BEGIN Record excerpts

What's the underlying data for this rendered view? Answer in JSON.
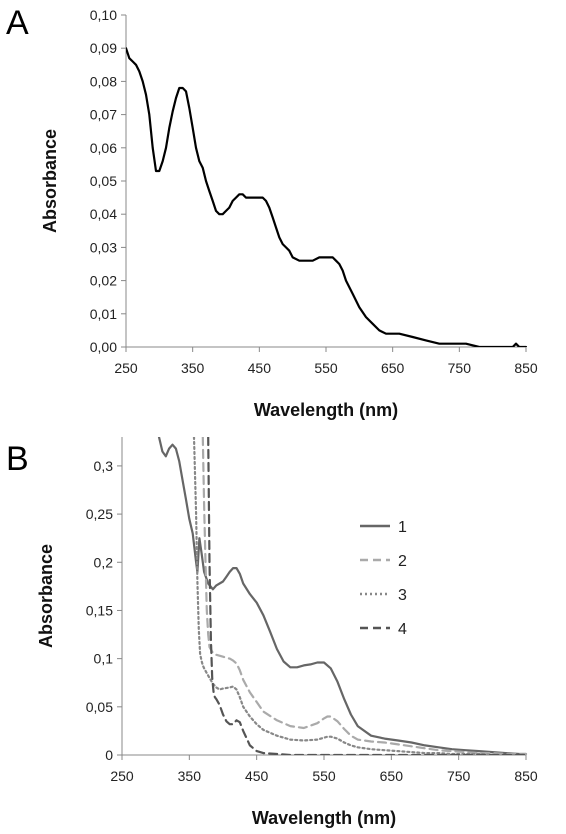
{
  "chart_data": [
    {
      "panel_label": "A",
      "type": "line",
      "xlabel": "Wavelength (nm)",
      "ylabel": "Absorbance",
      "xlim": [
        250,
        850
      ],
      "ylim": [
        0,
        0.1
      ],
      "x_ticks": [
        250,
        350,
        450,
        550,
        650,
        750,
        850
      ],
      "y_ticks": [
        0,
        0.01,
        0.02,
        0.03,
        0.04,
        0.05,
        0.06,
        0.07,
        0.08,
        0.09,
        0.1
      ],
      "x_tick_labels": [
        "250",
        "350",
        "450",
        "550",
        "650",
        "750",
        "850"
      ],
      "y_tick_labels": [
        "0,00",
        "0,01",
        "0,02",
        "0,03",
        "0,04",
        "0,05",
        "0,06",
        "0,07",
        "0,08",
        "0,09",
        "0,10"
      ],
      "series": [
        {
          "color": "#000000",
          "dash": "solid",
          "x": [
            250,
            255,
            260,
            265,
            270,
            275,
            280,
            285,
            290,
            295,
            300,
            305,
            310,
            315,
            320,
            325,
            330,
            335,
            340,
            345,
            350,
            355,
            360,
            365,
            370,
            375,
            380,
            385,
            390,
            395,
            400,
            405,
            410,
            415,
            420,
            425,
            430,
            435,
            440,
            445,
            450,
            455,
            460,
            465,
            470,
            475,
            480,
            485,
            490,
            495,
            500,
            510,
            520,
            530,
            540,
            550,
            555,
            560,
            565,
            570,
            575,
            580,
            590,
            600,
            610,
            620,
            630,
            640,
            650,
            660,
            680,
            700,
            720,
            740,
            760,
            780,
            800,
            830,
            835,
            840,
            850
          ],
          "y": [
            0.09,
            0.087,
            0.086,
            0.085,
            0.083,
            0.08,
            0.076,
            0.07,
            0.06,
            0.053,
            0.053,
            0.056,
            0.06,
            0.066,
            0.071,
            0.075,
            0.078,
            0.078,
            0.077,
            0.072,
            0.066,
            0.06,
            0.056,
            0.054,
            0.05,
            0.047,
            0.044,
            0.041,
            0.04,
            0.04,
            0.041,
            0.042,
            0.044,
            0.045,
            0.046,
            0.046,
            0.045,
            0.045,
            0.045,
            0.045,
            0.045,
            0.045,
            0.044,
            0.042,
            0.039,
            0.036,
            0.033,
            0.031,
            0.03,
            0.029,
            0.027,
            0.026,
            0.026,
            0.026,
            0.027,
            0.027,
            0.027,
            0.027,
            0.026,
            0.025,
            0.023,
            0.02,
            0.016,
            0.012,
            0.009,
            0.007,
            0.005,
            0.004,
            0.004,
            0.004,
            0.003,
            0.002,
            0.001,
            0.001,
            0.001,
            0.0,
            0.0,
            0.0,
            0.001,
            0.0,
            0.0
          ]
        }
      ]
    },
    {
      "panel_label": "B",
      "type": "line",
      "xlabel": "Wavelength (nm)",
      "ylabel": "Absorbance",
      "xlim": [
        250,
        850
      ],
      "ylim": [
        0,
        0.33
      ],
      "x_ticks": [
        250,
        350,
        450,
        550,
        650,
        750,
        850
      ],
      "y_ticks": [
        0,
        0.05,
        0.1,
        0.15,
        0.2,
        0.25,
        0.3
      ],
      "x_tick_labels": [
        "250",
        "350",
        "450",
        "550",
        "650",
        "750",
        "850"
      ],
      "y_tick_labels": [
        "0",
        "0,05",
        "0,1",
        "0,15",
        "0,2",
        "0,25",
        "0,3"
      ],
      "legend_position": "right",
      "series": [
        {
          "name": "1",
          "color": "#666666",
          "dash": "solid",
          "x": [
            305,
            310,
            315,
            320,
            325,
            330,
            335,
            340,
            345,
            350,
            355,
            360,
            362,
            365,
            368,
            372,
            378,
            385,
            390,
            395,
            400,
            405,
            410,
            415,
            420,
            425,
            430,
            440,
            450,
            460,
            470,
            480,
            490,
            500,
            510,
            520,
            530,
            540,
            550,
            560,
            570,
            580,
            590,
            600,
            620,
            640,
            660,
            680,
            700,
            720,
            740,
            760,
            780,
            800,
            820,
            840,
            850
          ],
          "y": [
            0.33,
            0.315,
            0.31,
            0.318,
            0.322,
            0.318,
            0.305,
            0.285,
            0.265,
            0.245,
            0.23,
            0.2,
            0.19,
            0.225,
            0.21,
            0.19,
            0.178,
            0.172,
            0.176,
            0.178,
            0.18,
            0.185,
            0.19,
            0.194,
            0.194,
            0.188,
            0.178,
            0.167,
            0.158,
            0.145,
            0.128,
            0.11,
            0.097,
            0.091,
            0.091,
            0.093,
            0.094,
            0.096,
            0.096,
            0.09,
            0.076,
            0.058,
            0.042,
            0.03,
            0.02,
            0.017,
            0.015,
            0.013,
            0.01,
            0.008,
            0.006,
            0.005,
            0.004,
            0.003,
            0.002,
            0.001,
            0.001
          ]
        },
        {
          "name": "2",
          "color": "#aaaaaa",
          "dash": "dashed",
          "x": [
            370,
            372,
            374,
            376,
            378,
            380,
            385,
            390,
            400,
            410,
            415,
            420,
            425,
            430,
            440,
            450,
            460,
            480,
            500,
            520,
            540,
            550,
            555,
            560,
            570,
            580,
            590,
            600,
            620,
            640,
            660,
            680,
            700,
            720,
            740,
            760,
            780,
            800,
            820,
            840,
            850
          ],
          "y": [
            0.33,
            0.26,
            0.2,
            0.15,
            0.125,
            0.112,
            0.106,
            0.104,
            0.102,
            0.1,
            0.098,
            0.095,
            0.088,
            0.078,
            0.065,
            0.055,
            0.045,
            0.036,
            0.03,
            0.028,
            0.033,
            0.038,
            0.04,
            0.04,
            0.035,
            0.027,
            0.02,
            0.016,
            0.014,
            0.013,
            0.011,
            0.009,
            0.007,
            0.005,
            0.004,
            0.003,
            0.002,
            0.002,
            0.001,
            0.001,
            0.001
          ]
        },
        {
          "name": "3",
          "color": "#888888",
          "dash": "dotted",
          "x": [
            357,
            360,
            362,
            364,
            366,
            368,
            370,
            372,
            375,
            380,
            385,
            390,
            395,
            400,
            410,
            415,
            420,
            425,
            430,
            440,
            450,
            460,
            480,
            500,
            520,
            540,
            550,
            555,
            560,
            570,
            580,
            590,
            600,
            620,
            640,
            660,
            680,
            700,
            720,
            740,
            760,
            780,
            800,
            820,
            840,
            850
          ],
          "y": [
            0.33,
            0.25,
            0.18,
            0.13,
            0.105,
            0.098,
            0.093,
            0.09,
            0.086,
            0.08,
            0.074,
            0.07,
            0.068,
            0.069,
            0.07,
            0.071,
            0.068,
            0.06,
            0.05,
            0.04,
            0.032,
            0.026,
            0.02,
            0.016,
            0.015,
            0.016,
            0.018,
            0.019,
            0.019,
            0.017,
            0.013,
            0.01,
            0.008,
            0.006,
            0.005,
            0.004,
            0.003,
            0.002,
            0.002,
            0.001,
            0.001,
            0.001,
            0.0,
            0.0,
            0.0,
            0.0
          ]
        },
        {
          "name": "4",
          "color": "#555555",
          "dash": "dashed",
          "x": [
            378,
            380,
            382,
            384,
            386,
            388,
            390,
            395,
            400,
            405,
            410,
            415,
            420,
            425,
            430,
            440,
            450,
            460,
            480,
            500,
            520,
            540,
            560,
            580,
            600,
            650,
            700,
            750,
            800,
            850
          ],
          "y": [
            0.33,
            0.2,
            0.12,
            0.08,
            0.065,
            0.06,
            0.058,
            0.052,
            0.042,
            0.035,
            0.032,
            0.032,
            0.036,
            0.034,
            0.025,
            0.01,
            0.004,
            0.002,
            0.001,
            0.0,
            0.0,
            0.0,
            0.0,
            0.0,
            0.0,
            0.0,
            0.0,
            0.0,
            0.0,
            0.0
          ]
        }
      ]
    }
  ]
}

END Record excerpts

Find each line in the records holding the string "color" and show it.

Output of the exercise:
          "color": "#000000",
          "color": "#666666",
          "color": "#aaaaaa",
          "color": "#888888",
          "color": "#555555",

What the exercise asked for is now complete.